EXERCISE DESCRIPTION: Across the records below, how many lines include the string "series"? State the number and nothing more.

DATA RECORDS:
=== Begin Enclosure ===
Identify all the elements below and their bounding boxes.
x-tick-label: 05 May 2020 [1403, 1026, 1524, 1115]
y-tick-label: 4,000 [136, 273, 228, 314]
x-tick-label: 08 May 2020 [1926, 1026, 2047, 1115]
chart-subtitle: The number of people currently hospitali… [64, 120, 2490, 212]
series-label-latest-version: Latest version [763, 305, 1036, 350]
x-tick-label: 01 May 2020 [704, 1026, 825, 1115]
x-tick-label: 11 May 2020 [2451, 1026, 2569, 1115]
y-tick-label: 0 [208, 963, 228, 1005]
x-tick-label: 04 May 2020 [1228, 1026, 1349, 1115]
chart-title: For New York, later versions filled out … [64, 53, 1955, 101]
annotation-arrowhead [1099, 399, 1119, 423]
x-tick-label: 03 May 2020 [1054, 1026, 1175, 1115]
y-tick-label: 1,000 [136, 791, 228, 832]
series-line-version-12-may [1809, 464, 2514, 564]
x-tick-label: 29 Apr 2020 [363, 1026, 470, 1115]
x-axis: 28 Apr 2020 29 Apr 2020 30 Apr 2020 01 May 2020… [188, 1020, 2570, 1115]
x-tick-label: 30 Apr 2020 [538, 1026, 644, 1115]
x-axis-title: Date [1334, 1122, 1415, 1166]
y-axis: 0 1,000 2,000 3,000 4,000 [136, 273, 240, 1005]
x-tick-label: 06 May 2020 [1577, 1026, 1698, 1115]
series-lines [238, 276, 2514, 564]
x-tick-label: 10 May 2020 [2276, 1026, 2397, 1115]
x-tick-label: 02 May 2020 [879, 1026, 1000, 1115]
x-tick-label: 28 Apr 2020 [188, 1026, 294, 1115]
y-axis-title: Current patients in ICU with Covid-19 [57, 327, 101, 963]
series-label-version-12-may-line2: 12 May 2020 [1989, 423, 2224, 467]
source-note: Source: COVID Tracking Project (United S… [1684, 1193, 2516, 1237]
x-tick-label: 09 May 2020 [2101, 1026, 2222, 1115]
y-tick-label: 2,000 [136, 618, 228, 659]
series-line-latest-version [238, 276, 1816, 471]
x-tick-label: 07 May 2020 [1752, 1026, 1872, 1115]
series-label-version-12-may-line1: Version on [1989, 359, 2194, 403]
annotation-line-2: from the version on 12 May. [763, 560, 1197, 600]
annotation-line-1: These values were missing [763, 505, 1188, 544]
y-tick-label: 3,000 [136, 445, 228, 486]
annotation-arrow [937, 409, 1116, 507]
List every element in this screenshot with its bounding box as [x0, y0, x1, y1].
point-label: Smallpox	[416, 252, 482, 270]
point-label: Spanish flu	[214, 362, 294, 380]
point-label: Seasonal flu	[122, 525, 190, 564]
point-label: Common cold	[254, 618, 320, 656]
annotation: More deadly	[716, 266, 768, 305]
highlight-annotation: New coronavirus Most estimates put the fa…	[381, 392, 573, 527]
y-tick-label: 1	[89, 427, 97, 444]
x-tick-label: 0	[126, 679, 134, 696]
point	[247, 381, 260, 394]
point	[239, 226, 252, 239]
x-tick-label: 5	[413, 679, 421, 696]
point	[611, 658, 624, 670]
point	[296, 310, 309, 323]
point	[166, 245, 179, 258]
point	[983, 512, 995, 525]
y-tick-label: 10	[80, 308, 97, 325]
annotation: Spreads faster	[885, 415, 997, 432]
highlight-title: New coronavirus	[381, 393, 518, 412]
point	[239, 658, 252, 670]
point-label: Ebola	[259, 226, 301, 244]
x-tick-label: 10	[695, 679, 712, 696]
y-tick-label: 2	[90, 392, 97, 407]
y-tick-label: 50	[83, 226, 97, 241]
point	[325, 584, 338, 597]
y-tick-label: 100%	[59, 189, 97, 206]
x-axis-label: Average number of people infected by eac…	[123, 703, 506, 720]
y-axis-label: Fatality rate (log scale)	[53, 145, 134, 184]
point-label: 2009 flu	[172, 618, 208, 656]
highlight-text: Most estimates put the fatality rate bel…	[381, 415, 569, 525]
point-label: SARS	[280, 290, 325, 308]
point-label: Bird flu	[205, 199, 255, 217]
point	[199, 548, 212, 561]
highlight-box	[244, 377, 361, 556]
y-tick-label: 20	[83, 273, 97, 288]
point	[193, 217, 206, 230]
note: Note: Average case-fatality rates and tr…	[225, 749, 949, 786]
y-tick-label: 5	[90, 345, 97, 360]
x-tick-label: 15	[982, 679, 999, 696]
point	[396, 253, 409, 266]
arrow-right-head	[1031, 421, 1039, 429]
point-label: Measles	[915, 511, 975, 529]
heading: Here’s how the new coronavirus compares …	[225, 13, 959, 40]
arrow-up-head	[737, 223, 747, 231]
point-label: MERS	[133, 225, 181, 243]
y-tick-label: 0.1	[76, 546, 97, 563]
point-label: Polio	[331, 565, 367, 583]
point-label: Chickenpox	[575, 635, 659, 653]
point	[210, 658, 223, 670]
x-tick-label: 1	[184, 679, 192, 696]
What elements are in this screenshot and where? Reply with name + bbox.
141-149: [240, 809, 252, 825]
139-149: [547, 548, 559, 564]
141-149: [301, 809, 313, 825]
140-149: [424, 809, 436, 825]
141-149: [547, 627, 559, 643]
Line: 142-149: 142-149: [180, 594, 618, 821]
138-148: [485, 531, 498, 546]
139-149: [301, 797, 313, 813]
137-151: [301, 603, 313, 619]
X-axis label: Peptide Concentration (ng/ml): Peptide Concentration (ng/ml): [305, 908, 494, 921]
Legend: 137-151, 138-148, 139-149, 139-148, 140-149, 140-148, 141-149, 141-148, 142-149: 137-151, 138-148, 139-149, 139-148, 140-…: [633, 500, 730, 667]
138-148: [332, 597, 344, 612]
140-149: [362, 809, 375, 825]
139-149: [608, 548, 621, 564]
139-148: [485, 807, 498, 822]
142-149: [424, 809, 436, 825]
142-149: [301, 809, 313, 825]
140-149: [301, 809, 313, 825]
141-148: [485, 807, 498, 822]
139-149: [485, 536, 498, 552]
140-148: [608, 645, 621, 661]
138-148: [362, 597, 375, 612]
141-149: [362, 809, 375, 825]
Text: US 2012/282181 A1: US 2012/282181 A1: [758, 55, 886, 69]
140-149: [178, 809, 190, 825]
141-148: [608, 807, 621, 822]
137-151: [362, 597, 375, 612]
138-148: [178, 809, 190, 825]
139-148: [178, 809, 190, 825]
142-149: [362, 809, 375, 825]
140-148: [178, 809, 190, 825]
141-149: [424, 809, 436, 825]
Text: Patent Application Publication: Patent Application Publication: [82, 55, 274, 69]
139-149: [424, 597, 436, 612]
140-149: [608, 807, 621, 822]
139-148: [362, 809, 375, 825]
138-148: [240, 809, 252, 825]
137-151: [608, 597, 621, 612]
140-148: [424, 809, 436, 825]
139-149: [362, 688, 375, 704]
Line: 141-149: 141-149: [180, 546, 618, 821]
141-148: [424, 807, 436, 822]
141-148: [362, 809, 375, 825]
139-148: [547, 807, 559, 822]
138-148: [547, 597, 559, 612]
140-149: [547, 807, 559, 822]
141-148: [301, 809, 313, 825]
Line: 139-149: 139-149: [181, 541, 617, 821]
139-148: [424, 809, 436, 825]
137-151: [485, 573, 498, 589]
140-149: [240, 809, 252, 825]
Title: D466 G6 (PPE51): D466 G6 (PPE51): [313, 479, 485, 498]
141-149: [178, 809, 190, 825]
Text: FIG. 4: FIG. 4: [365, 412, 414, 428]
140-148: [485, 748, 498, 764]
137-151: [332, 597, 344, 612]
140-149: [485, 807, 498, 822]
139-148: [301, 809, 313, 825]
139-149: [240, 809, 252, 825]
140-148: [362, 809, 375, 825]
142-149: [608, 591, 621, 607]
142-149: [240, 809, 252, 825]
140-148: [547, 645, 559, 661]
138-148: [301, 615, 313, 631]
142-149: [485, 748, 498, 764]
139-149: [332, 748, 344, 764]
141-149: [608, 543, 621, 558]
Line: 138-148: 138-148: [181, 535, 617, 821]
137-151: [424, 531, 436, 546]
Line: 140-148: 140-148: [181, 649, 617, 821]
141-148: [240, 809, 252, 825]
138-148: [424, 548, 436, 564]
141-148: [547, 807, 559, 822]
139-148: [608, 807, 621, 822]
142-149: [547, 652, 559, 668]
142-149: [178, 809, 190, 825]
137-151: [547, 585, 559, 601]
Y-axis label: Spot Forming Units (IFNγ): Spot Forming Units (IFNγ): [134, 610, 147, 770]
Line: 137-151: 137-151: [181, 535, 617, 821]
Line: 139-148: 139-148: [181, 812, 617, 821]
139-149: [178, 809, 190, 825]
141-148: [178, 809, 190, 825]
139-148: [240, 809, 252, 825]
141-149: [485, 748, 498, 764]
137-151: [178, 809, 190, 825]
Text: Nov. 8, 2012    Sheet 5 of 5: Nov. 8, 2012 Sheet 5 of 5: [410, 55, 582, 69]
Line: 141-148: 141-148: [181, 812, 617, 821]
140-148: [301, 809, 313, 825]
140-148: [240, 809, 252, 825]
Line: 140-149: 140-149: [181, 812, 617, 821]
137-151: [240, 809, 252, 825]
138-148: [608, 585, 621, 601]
=== End Enclosure ===
ANSWER BOX: 6